(Dataset records)
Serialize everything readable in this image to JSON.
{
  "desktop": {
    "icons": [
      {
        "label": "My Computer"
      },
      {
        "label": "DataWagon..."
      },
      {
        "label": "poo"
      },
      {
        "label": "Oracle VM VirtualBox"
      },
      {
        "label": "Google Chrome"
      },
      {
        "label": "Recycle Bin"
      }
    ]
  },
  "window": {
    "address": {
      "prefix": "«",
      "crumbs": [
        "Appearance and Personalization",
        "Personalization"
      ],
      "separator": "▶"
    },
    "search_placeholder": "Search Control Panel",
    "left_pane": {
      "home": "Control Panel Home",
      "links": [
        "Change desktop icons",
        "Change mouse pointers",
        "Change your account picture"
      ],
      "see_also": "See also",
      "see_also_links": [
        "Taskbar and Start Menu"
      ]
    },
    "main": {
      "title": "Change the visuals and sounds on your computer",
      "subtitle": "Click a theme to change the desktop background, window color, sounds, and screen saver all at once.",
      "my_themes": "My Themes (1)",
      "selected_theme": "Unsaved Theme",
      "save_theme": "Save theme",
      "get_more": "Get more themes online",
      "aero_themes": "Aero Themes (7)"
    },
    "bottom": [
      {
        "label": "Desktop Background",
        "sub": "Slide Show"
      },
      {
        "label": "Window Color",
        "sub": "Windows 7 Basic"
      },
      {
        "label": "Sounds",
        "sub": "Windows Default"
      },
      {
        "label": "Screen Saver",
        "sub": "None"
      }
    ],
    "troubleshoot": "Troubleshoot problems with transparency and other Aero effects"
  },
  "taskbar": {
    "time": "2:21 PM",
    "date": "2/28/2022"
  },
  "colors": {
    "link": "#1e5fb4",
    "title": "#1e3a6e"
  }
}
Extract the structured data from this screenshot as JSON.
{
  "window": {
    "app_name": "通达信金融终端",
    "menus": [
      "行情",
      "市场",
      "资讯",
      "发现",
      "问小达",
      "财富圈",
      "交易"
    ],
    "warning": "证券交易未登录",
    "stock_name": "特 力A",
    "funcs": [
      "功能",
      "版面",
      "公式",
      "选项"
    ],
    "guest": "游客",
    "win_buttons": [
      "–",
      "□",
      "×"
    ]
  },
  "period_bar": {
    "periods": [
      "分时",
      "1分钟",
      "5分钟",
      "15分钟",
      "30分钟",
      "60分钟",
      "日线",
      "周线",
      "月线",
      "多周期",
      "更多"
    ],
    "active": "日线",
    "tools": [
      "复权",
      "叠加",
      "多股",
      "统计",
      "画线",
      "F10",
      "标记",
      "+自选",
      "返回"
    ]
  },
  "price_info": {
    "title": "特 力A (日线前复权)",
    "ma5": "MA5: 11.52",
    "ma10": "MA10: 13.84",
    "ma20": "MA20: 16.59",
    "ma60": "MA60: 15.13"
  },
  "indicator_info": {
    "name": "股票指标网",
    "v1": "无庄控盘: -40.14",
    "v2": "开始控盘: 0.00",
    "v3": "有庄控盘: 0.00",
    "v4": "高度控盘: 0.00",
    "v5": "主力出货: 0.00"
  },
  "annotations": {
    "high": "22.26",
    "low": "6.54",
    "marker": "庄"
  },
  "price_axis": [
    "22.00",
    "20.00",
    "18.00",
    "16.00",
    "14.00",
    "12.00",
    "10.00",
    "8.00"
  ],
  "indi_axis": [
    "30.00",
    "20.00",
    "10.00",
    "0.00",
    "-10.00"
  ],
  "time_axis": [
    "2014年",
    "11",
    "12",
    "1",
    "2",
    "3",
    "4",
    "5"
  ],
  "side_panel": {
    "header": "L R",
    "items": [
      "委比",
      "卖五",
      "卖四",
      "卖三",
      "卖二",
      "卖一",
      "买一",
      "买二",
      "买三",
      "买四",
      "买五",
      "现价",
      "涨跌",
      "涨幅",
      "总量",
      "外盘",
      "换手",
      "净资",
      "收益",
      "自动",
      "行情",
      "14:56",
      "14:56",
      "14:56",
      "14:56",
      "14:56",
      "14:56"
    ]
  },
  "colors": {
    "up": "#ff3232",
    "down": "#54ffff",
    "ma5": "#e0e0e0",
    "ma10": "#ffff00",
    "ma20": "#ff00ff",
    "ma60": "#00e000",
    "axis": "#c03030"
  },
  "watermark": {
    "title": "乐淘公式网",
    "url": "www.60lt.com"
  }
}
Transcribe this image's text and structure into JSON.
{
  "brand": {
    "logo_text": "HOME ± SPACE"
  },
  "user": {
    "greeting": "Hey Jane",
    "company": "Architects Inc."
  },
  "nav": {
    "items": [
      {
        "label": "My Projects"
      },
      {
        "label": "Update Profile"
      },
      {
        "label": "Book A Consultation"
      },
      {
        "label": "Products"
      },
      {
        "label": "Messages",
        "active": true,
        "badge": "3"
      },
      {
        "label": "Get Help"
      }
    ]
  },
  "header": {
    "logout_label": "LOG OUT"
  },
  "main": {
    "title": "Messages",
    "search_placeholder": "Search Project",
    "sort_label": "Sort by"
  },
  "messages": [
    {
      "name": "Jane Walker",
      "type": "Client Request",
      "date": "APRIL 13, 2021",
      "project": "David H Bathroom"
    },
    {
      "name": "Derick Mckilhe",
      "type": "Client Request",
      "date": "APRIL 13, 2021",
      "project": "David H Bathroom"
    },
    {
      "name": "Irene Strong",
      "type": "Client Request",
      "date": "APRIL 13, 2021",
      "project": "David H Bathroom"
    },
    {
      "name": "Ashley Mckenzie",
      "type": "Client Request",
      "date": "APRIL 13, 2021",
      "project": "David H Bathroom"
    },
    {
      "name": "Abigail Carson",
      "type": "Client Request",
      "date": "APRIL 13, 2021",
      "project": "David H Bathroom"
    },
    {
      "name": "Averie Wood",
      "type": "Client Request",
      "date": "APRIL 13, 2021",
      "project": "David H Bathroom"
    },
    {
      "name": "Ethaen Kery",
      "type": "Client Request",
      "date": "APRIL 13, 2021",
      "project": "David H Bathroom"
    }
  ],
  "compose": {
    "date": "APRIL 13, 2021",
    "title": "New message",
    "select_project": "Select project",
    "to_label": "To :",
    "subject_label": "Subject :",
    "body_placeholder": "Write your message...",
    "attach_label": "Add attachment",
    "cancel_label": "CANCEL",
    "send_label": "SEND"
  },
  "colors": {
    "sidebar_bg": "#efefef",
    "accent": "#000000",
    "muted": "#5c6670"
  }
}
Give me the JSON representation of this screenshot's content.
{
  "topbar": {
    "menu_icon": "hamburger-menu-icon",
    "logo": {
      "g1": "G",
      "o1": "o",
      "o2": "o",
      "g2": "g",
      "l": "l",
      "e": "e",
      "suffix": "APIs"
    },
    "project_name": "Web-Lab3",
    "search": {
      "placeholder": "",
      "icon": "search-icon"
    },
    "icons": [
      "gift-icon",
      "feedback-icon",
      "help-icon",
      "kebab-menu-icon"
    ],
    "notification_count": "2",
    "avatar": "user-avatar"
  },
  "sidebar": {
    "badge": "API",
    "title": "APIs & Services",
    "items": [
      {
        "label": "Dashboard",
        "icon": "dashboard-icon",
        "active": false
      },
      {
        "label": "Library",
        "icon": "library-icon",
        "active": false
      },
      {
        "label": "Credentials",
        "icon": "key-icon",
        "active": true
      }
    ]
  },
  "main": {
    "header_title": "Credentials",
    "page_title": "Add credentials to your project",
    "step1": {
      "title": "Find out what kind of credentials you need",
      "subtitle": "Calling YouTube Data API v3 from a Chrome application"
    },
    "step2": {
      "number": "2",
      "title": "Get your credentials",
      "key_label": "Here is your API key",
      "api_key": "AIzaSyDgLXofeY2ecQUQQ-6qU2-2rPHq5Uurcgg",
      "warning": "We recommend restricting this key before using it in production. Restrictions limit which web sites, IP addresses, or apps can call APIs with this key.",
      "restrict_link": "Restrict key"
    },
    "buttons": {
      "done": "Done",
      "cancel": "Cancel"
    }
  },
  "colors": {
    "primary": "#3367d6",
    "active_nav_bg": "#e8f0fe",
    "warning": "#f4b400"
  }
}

## Goal
Pull out each line of the listing that holds the string "screenshot".

## Correct response
Extract the structured data from this screenshot as JSON.
Give me the JSON representation of this screenshot's content.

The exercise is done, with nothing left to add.